*Travail à faire*:
a. D'après le texte sur la tentation et le combat spirituel, quels deux saints ont connu une forte tentation sexuelle ?
b. Rédigez la suite du texte sur la tentation et le combat spirituel, en commençant après sa dernière phrase.

*Extrait à lire*:
════

Le combat spirituel naît de la tentation qui est universelle. Que le Christ l'ait lui-même connue montre à quel point elle ne doit pas être identifiée au péché. On confond la sainteté avec une espèce d'absence totale d'inclination - François d'Assise et Catherine de Sienne ont par exemple connu une forte tentation sexuelle -, une espèce d'apatheia (ou absence de passions) comme disaient les stoïciens. Or, la tentation n'est qu'une incitation au péché, non une obligation. Le péché commence lorsque je consens. Précisons que le consentement ne concerne pas seulement l'action extérieure, mais la pensée. Le Confiteor récité à la célébration eucharistique nous le rappelle d'ailleurs : « J'ai péché en pensée, en parole, par action et par omission... »
Quelle place accorder à la grâce et à l'acte de volonté pour combattre le péché ? On dit souvent qu'il faut s'accepter tel que l'on est avec ses fragilités et tout remettre en Dieu...

════

*Données brutes*:
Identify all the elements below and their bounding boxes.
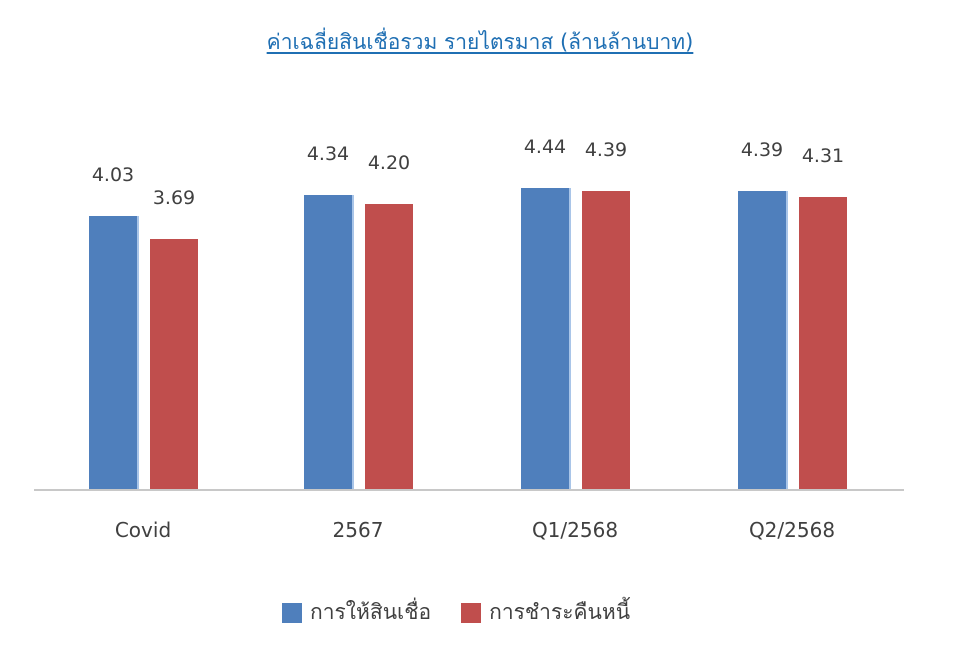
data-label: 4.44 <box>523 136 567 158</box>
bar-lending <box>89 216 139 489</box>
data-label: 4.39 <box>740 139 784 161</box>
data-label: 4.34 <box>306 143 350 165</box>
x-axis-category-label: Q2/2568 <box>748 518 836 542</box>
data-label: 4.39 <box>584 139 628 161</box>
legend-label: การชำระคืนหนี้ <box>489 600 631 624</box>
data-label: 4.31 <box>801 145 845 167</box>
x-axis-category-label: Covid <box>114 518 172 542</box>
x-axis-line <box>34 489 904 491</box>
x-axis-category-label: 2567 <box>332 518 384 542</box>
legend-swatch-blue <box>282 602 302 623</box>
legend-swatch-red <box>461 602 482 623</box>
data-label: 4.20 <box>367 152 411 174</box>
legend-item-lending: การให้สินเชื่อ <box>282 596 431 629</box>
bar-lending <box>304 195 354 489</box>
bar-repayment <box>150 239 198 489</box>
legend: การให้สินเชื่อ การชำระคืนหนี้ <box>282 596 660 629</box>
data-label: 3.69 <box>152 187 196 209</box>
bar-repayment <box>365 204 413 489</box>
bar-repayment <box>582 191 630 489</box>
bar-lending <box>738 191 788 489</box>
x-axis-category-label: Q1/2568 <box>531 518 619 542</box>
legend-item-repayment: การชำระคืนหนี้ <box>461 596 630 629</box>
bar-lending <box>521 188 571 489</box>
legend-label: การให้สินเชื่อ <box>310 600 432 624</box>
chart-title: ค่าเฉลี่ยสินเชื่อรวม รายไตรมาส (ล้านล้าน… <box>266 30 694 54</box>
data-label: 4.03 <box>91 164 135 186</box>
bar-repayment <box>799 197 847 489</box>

════

*Réponses attendues*:
a. François d'Assise et Catherine de Sienne.

b.
C'est toute la question de la conversion. Lorsque je me confesse je reçois la grâce de Dieu - sans mérite de ma part -, et je prends dans le même temps la ferme résolution de ne plus recommencer. Nous voyons donc bien que, même si la grâce de conversion est première, elle engage toujours la liberté. D'un côté on demande à Dieu la grâce de ne plus pécher, et de l'autre, on instaure une vie de conversion avec de petites résolutions concrètes, preuves que nous voulons recevoir cette grâce. Dans le cas par exemple de la personne alcoolique, sa conversion ne tient pas à son arrêt, du jour au lendemain, de la boisson, mais à ce qu'elle mettra en place pour éviter au maximum d'être tentée. Lorsqu'elle quittera le métro, elle pourra choisir de prendre la sortie qui la mènera à ce troquet qu'elle connaît et où elle est sûre de chuter, ou bien elle pourra décider de sortir par une autre issue pour ne pas être tentée. Elle peut donc trouver un acte de liberté proportionné à ce qu'elle peut faire, et emprunter ainsi un véritable chemin de libération de l'alcoolisme.
La volonté seule ne suffit donc pas ?
Tout dépend du péché. L'homme est cependant doté d'une vertu naturelle, et notre liberté est plus grande que nous ne le croyons. Des Anciens comme Platon ou Socrate insistaient beaucoup sur la valeur de cette dernière. Au sujet de la gourmandise par exemple, Aristote promouvait la sobriété. Ainsi, la nature humaine, même blessée, peut se redresser et quitter une vie désordonnée en musclant sa volonté par de petits actes vertueux. Aujourd'hui, on incite ceux qui veulent faire un régime à continuer de manger ce qu'ils aiment, tout en privilégiant tel type d'aliment. Mais, à aucun moment, la sobriété n'est conseillée...
Quelle est la différence entre la passion et le péché ?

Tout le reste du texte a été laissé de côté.